Items listed in a dataset:
______
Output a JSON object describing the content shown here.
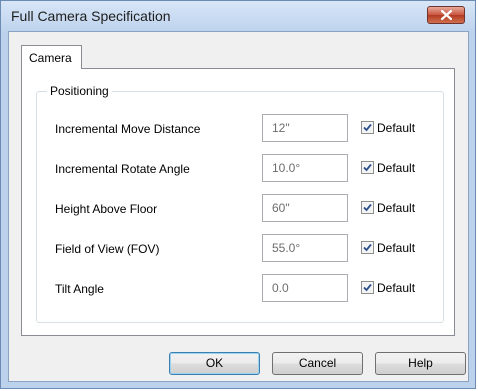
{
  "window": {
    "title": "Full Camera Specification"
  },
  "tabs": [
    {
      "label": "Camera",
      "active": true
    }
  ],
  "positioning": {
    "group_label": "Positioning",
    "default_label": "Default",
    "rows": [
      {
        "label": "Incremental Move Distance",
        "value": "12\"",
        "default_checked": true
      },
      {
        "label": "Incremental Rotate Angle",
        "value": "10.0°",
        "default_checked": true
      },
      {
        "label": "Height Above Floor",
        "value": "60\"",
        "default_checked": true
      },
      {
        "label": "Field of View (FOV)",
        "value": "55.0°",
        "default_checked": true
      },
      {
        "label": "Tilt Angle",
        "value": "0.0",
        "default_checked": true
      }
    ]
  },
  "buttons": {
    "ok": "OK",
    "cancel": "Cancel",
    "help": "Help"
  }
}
______
→ WHAT TO PRODUCE
Omit the pictures. Transcribe every record exactly.

→ TASK RESULT
Output a JSON object describing the content shown here.
{
  "window": {
    "title": "Full Camera Specification"
  },
  "tabs": [
    {
      "label": "Camera",
      "active": true
    }
  ],
  "positioning": {
    "group_label": "Positioning",
    "default_label": "Default",
    "rows": [
      {
        "label": "Incremental Move Distance",
        "value": "12\"",
        "default_checked": true
      },
      {
        "label": "Incremental Rotate Angle",
        "value": "10.0°",
        "default_checked": true
      },
      {
        "label": "Height Above Floor",
        "value": "60\"",
        "default_checked": true
      },
      {
        "label": "Field of View (FOV)",
        "value": "55.0°",
        "default_checked": true
      },
      {
        "label": "Tilt Angle",
        "value": "0.0",
        "default_checked": true
      }
    ]
  },
  "buttons": {
    "ok": "OK",
    "cancel": "Cancel",
    "help": "Help"
  }
}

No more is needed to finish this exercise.